Document extract:
This opens up so many doors to diagnostics and training, and the fact it is so simple makes it that much better.

A shooter can add or subtract any host of variables for their own personal training it's nearly limitless in the growth potential. We all know doing a stage, running it on the clock as if it was real is gonna be the best type of training one can do. But not everyone has access to what is necessary to do it.

So by experimenting with methods, reporting, targets, and the like, we can find new ways to accomplish the same thing when resources are not there.

Looking at the style of the target, the way it is shot, the range used, groups at 100 are one thing, move out to 200 and with most new shooters all bets go out the window. They shoot 5/8" at 100 and then wonder why it's 2.5" at 200, and not just double in size. Speed adds another element to it.

You can look at this as a double-sided drill, you arrive at a range for practice, set this up at 100, you have 3 variations right off the bat, slow fire start, get the bugs out of your day. Then you go on the clock, then maybe you take it steel.

Required action: Please write the next few sentences of the passage on rifle practice drills, picking up right after its last sentence.

Provided material:
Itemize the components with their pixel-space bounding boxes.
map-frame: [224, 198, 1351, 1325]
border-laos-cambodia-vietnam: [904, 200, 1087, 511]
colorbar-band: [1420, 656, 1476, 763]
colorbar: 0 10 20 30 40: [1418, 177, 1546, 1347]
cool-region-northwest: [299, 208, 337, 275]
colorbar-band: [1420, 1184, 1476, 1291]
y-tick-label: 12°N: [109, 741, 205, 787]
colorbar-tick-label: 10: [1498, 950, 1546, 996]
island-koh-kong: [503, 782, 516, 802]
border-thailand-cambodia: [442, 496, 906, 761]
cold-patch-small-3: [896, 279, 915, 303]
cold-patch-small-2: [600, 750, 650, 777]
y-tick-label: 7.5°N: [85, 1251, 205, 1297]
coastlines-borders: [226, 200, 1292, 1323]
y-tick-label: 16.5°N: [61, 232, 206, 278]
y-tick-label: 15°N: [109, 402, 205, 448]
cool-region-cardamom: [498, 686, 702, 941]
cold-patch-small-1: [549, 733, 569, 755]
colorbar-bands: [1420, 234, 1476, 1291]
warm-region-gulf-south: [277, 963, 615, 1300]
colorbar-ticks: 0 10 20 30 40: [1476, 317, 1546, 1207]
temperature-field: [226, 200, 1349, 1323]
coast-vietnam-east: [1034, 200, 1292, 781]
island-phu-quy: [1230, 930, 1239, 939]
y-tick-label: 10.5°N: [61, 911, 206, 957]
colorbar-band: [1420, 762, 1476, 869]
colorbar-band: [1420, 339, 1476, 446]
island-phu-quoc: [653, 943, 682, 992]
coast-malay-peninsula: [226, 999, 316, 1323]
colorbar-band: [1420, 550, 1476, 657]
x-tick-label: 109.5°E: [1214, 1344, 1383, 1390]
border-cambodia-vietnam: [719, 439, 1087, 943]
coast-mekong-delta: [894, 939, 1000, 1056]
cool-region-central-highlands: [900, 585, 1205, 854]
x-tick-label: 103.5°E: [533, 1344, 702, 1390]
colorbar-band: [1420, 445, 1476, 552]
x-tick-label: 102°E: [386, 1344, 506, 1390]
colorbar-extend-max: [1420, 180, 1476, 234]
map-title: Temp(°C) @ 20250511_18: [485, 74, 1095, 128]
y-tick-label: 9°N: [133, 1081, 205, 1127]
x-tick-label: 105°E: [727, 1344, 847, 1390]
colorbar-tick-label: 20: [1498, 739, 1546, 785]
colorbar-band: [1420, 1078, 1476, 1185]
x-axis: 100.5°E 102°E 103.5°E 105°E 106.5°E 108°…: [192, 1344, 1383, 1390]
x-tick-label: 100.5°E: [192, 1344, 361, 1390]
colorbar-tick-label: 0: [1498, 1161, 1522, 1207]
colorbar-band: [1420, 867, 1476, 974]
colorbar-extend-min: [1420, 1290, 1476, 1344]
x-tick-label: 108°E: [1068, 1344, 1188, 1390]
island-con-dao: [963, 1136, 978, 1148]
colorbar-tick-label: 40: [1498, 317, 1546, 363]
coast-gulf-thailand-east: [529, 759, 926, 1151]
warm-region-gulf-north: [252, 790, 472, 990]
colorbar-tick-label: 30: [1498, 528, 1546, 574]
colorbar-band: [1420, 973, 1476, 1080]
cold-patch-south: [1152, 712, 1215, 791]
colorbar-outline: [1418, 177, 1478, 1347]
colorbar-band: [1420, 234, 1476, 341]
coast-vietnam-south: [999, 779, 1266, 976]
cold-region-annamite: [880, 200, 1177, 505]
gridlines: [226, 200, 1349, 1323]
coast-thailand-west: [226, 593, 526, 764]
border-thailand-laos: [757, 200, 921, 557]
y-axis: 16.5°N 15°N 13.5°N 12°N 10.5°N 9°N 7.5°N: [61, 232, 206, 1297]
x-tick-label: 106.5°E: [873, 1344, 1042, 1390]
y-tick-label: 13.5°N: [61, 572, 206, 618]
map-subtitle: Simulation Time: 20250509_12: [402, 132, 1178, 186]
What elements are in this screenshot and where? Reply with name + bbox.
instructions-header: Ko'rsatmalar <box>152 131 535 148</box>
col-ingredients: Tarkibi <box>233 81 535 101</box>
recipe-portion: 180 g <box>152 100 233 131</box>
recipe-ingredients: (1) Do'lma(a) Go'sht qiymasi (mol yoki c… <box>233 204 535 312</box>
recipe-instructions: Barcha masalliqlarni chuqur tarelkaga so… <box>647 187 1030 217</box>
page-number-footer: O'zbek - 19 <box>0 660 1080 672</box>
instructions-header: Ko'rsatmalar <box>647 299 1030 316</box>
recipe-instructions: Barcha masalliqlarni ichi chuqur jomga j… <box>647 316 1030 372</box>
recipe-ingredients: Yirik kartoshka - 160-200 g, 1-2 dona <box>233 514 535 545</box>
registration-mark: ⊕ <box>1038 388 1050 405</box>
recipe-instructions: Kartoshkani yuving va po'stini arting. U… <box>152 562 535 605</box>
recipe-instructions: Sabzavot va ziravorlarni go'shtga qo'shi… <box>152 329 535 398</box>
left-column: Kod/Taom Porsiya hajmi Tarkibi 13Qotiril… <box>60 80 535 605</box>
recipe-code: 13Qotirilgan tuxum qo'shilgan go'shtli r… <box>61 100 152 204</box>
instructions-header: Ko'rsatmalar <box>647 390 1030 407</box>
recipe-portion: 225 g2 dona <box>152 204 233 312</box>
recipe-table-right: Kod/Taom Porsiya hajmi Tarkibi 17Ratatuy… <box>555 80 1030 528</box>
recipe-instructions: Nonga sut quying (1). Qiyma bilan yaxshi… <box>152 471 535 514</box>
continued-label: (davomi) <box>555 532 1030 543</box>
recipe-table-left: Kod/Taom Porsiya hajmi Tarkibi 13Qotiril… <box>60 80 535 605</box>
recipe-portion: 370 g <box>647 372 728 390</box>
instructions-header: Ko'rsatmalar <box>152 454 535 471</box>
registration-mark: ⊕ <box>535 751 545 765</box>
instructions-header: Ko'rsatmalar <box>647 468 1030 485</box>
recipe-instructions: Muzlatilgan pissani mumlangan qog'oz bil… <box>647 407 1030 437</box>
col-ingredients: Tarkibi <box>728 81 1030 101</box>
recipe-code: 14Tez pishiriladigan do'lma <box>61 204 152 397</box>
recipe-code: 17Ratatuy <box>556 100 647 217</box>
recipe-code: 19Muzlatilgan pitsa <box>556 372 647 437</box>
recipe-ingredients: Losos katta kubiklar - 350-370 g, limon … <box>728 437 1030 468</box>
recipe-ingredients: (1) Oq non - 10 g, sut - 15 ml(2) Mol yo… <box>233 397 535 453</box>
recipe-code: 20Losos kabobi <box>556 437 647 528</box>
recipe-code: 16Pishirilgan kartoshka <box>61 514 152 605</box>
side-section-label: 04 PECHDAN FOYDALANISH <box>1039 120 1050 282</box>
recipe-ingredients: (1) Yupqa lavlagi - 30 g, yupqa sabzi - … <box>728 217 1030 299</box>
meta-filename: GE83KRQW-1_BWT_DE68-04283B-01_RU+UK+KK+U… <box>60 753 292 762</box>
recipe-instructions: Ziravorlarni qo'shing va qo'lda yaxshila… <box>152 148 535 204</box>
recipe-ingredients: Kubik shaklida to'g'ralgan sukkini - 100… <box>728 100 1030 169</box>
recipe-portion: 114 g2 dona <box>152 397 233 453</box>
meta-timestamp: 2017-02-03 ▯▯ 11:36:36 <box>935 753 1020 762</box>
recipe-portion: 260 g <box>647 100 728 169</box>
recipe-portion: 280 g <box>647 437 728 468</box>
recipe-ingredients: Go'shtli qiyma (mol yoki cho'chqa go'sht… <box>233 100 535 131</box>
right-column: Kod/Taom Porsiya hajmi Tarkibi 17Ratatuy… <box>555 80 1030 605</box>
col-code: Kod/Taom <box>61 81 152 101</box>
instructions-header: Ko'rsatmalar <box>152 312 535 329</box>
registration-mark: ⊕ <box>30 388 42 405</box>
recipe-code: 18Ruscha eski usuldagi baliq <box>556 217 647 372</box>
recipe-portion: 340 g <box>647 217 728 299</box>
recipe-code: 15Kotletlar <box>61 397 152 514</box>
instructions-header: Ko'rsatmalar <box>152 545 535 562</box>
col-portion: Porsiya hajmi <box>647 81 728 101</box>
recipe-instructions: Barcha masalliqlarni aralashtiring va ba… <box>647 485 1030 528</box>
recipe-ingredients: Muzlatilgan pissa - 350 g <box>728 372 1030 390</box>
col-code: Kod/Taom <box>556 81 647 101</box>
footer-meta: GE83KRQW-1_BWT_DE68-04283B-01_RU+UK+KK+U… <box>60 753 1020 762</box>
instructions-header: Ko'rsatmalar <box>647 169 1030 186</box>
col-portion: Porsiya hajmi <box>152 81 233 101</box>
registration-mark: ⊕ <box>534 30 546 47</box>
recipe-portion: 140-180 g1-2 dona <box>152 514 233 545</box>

Exercise answer:
If you increase it to 5 shots per position, you have a box to start, a box to walk, and a box to run with, you have a 60 shot training program and 2/3s is at 100 yards, which everyone has access too.

As I said on the podcast, I am excited to see the direction this type of challenge brings people and instruction moving forward.
 
I've been using paper for tunning my positional shooting for a long time. I also shoot my hunting mags off my tripods as that's how they tend to get shot to zero at 100 on paper, if nothing else to give me the confidence I want.

FWIW I would like to see the targets modified so they are easier to see and index the targets; with thick vertical and horizontal lines coming off the points of the diamond to better help line the targets up.

I think for the shooter, there is value in using 4 separate targets so they can decipher what the actual offsets are. From a data collection standpoint, all you need to do is overlay images of the 4 targets to get the same composite image/information.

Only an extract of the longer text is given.